#### REQUIREMENT:
Pick out each line of the records that includes the string "text", and copy it.
-- BEGIN SUPPLIED MATERIAL --
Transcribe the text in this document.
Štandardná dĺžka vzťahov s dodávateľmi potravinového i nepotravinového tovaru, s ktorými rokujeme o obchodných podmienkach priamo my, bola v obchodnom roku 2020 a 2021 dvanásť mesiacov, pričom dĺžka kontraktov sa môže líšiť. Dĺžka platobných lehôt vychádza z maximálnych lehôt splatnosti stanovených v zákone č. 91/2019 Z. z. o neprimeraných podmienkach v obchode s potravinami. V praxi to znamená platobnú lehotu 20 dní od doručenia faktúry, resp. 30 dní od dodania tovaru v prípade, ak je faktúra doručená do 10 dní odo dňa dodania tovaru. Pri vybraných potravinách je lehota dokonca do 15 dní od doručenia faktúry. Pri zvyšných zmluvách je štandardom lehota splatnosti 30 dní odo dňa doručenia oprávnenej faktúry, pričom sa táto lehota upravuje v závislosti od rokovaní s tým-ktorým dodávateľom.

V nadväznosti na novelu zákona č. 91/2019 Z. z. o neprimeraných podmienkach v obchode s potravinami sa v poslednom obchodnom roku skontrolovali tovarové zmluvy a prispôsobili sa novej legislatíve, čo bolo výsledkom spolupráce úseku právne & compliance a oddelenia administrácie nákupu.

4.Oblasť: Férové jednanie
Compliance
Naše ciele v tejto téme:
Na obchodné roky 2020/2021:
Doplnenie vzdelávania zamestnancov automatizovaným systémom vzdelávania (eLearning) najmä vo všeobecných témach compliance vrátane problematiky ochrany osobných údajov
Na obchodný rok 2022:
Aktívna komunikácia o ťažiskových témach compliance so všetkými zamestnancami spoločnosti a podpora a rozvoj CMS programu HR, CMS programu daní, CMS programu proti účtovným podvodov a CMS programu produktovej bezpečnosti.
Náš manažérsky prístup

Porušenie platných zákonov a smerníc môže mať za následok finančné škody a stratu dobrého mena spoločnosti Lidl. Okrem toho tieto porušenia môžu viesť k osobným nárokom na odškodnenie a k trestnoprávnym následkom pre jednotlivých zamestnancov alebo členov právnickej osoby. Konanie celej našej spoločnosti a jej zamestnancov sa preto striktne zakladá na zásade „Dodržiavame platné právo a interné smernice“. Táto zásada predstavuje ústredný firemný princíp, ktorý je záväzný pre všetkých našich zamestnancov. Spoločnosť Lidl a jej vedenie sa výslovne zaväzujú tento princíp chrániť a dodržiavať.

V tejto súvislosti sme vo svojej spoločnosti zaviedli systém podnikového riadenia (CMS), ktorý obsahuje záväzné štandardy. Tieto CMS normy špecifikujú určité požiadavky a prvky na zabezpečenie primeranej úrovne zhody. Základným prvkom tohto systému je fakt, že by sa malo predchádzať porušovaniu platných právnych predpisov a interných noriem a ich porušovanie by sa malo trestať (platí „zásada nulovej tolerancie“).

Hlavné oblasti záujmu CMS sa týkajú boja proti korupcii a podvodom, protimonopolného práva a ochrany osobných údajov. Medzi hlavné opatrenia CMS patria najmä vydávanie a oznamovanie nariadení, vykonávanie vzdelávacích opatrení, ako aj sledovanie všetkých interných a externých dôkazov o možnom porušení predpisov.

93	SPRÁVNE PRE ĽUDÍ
-- END SUPPLIED MATERIAL --
-- BEGIN SUPPLIED MATERIAL --
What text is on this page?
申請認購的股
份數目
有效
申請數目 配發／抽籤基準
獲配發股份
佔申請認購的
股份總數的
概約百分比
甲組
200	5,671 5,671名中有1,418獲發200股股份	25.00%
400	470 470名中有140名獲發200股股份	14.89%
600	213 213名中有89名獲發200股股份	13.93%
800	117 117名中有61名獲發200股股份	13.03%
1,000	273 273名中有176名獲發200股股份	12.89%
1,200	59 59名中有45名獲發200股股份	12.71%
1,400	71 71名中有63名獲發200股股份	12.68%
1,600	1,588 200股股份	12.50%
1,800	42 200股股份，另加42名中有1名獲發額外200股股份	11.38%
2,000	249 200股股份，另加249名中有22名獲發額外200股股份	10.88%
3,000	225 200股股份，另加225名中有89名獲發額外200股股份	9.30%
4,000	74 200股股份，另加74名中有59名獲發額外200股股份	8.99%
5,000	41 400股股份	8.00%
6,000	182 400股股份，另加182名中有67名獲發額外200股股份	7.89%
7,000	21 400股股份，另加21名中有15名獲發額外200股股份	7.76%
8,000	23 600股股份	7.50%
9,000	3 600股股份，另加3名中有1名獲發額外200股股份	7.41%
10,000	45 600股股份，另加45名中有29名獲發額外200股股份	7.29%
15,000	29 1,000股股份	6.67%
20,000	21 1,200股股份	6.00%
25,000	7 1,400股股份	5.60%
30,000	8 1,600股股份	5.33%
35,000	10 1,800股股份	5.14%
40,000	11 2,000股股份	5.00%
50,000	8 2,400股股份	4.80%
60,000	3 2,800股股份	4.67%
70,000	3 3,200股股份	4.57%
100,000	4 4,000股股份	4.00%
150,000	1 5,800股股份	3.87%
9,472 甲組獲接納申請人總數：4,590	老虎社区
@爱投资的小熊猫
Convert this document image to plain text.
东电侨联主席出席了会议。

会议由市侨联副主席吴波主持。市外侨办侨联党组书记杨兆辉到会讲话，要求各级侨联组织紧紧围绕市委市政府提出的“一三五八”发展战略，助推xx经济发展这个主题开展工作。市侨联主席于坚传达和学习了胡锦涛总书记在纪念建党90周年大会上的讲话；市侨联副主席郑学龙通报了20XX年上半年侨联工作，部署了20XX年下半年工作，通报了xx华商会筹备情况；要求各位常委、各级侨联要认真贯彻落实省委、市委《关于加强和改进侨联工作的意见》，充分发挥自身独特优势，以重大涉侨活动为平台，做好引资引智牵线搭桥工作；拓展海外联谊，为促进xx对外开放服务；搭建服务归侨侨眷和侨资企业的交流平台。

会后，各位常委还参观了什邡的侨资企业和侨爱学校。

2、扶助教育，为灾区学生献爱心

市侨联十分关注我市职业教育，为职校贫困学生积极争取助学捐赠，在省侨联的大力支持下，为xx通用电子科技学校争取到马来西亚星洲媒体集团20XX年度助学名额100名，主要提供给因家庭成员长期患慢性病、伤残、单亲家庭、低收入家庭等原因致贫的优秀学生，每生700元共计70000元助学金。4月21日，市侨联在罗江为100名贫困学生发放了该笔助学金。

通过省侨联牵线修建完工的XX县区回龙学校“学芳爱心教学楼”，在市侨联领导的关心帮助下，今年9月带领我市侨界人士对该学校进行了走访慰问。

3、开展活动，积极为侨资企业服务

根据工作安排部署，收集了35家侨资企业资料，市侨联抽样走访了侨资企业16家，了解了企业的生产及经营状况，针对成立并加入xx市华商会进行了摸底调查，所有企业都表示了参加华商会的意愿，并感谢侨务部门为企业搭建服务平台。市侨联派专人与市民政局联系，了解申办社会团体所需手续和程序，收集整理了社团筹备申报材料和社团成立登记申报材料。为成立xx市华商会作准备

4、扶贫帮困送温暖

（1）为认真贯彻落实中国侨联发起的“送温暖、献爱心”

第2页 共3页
-- END SUPPLIED MATERIAL --
-- BEGIN SUPPLIED MATERIAL --
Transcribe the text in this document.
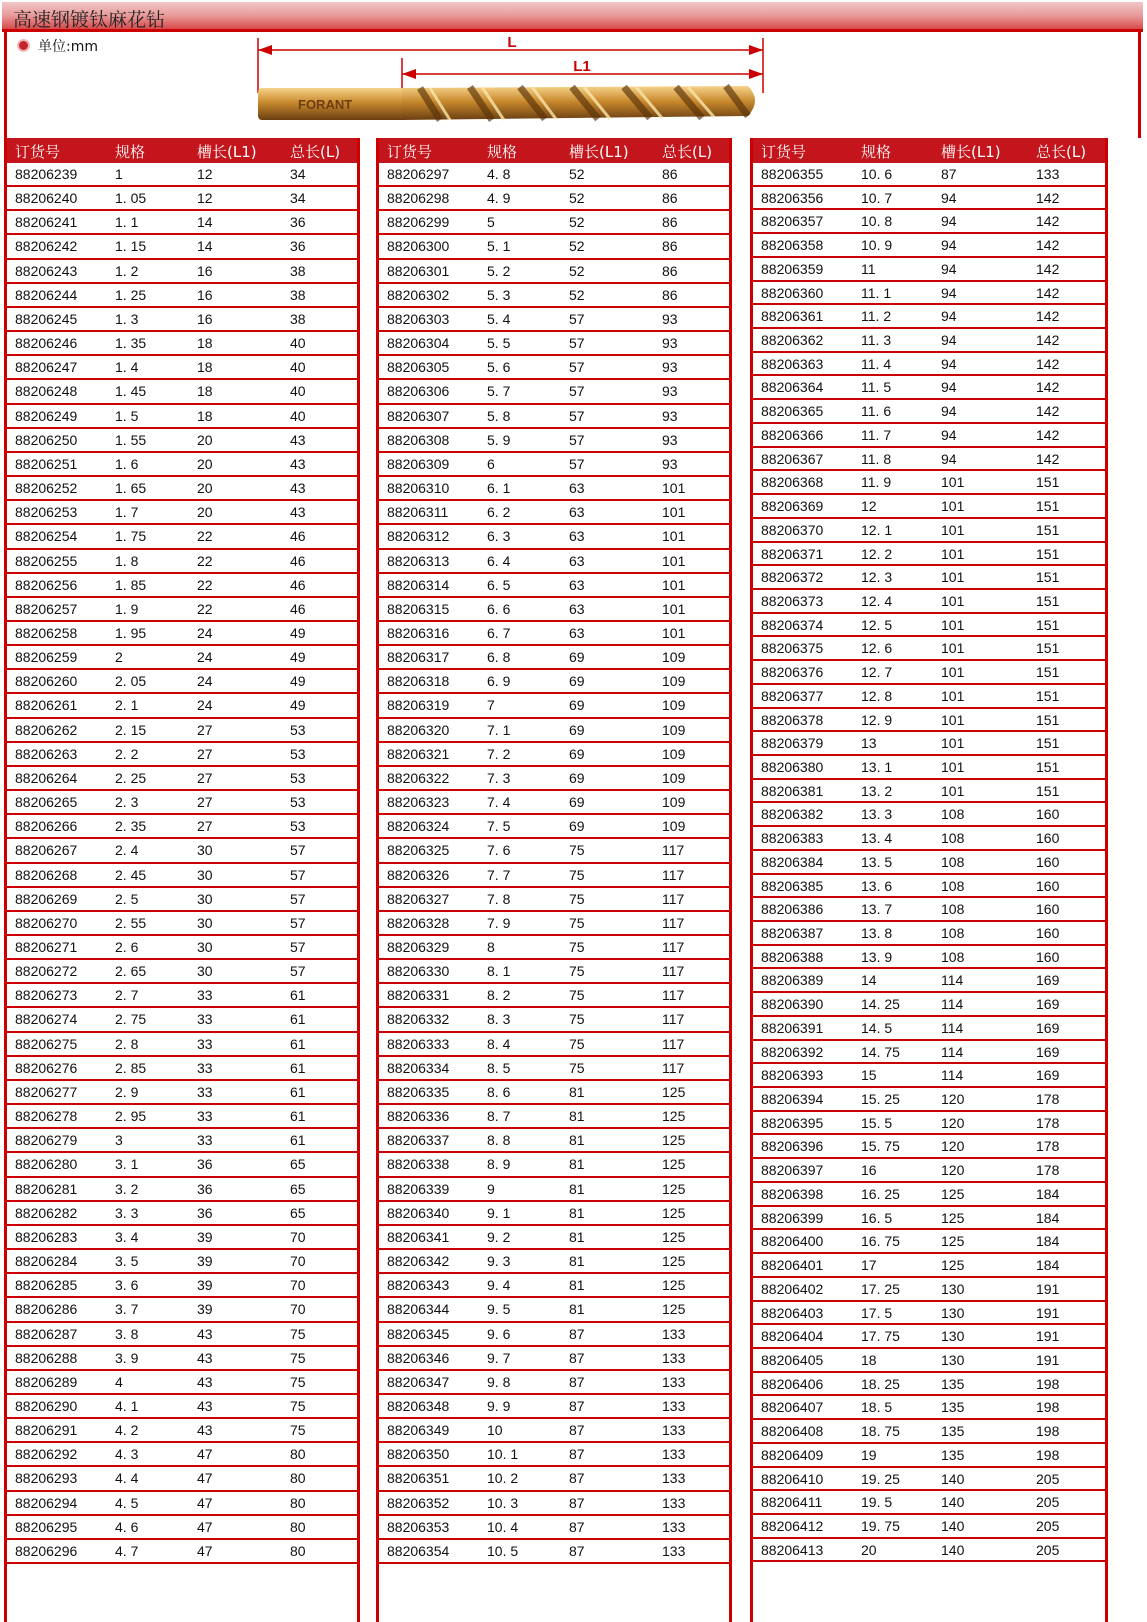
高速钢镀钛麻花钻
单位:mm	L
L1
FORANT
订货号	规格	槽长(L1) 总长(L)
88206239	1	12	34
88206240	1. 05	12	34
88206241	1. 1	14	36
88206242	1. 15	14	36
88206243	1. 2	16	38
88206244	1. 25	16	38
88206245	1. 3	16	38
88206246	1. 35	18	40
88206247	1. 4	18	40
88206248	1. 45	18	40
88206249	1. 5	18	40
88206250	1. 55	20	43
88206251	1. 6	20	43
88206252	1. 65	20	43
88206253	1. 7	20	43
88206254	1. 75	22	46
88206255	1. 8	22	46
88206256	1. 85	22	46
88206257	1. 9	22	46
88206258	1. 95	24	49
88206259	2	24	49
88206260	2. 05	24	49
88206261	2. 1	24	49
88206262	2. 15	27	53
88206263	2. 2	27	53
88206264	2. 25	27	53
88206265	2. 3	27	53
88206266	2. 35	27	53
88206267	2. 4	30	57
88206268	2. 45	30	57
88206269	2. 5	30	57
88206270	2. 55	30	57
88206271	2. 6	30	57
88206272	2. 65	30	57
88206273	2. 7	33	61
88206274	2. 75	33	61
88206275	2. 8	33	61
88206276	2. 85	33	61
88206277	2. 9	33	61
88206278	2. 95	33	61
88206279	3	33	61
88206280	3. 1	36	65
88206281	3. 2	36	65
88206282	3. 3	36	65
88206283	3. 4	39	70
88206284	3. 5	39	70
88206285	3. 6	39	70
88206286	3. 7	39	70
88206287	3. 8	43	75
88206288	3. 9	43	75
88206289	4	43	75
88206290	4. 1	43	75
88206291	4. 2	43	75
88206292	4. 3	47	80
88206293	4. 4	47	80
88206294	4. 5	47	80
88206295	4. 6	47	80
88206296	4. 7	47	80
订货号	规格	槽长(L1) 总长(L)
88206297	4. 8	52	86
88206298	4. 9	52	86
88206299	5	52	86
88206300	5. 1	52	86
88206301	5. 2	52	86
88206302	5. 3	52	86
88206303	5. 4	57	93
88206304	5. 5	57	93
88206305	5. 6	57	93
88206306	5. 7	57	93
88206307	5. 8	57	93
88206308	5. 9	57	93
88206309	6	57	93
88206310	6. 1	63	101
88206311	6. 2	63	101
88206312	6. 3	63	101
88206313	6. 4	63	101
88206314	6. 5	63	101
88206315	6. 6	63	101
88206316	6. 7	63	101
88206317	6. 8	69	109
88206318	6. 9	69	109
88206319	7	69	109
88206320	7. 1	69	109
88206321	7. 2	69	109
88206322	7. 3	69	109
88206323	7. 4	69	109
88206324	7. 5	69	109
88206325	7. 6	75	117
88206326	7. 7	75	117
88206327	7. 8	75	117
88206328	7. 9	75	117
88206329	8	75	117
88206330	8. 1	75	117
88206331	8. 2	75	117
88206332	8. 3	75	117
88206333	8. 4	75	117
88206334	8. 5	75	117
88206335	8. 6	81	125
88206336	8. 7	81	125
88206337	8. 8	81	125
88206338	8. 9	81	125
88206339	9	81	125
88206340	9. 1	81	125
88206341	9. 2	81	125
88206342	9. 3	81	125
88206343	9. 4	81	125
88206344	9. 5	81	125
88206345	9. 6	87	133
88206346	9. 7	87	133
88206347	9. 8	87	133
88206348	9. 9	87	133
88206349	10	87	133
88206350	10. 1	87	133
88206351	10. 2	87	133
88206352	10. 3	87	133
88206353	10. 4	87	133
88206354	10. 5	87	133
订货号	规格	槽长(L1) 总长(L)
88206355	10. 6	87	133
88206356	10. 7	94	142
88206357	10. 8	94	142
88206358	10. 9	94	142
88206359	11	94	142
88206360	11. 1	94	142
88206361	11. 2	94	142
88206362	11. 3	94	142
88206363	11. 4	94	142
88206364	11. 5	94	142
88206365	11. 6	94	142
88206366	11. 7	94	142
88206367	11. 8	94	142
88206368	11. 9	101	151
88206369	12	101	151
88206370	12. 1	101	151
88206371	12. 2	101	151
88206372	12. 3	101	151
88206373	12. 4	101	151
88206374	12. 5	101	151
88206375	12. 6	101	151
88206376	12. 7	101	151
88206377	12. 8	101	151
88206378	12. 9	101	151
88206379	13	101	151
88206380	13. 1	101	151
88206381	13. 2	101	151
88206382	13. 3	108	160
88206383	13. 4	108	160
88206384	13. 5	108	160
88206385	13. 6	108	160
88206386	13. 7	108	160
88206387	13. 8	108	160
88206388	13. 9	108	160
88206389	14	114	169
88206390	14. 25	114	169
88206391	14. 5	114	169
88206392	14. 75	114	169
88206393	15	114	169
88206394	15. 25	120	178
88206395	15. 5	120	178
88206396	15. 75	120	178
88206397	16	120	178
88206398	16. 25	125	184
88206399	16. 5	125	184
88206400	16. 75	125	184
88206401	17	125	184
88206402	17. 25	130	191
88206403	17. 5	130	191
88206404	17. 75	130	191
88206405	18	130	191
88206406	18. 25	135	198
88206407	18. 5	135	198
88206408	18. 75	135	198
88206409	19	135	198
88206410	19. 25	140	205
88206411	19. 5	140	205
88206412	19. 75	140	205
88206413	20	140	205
-- END SUPPLIED MATERIAL --
#### TASK RESULT:
Transcribe the text in this document.
What text is on this page?
Convert this document image to plain text.
Transcribe the text in this document.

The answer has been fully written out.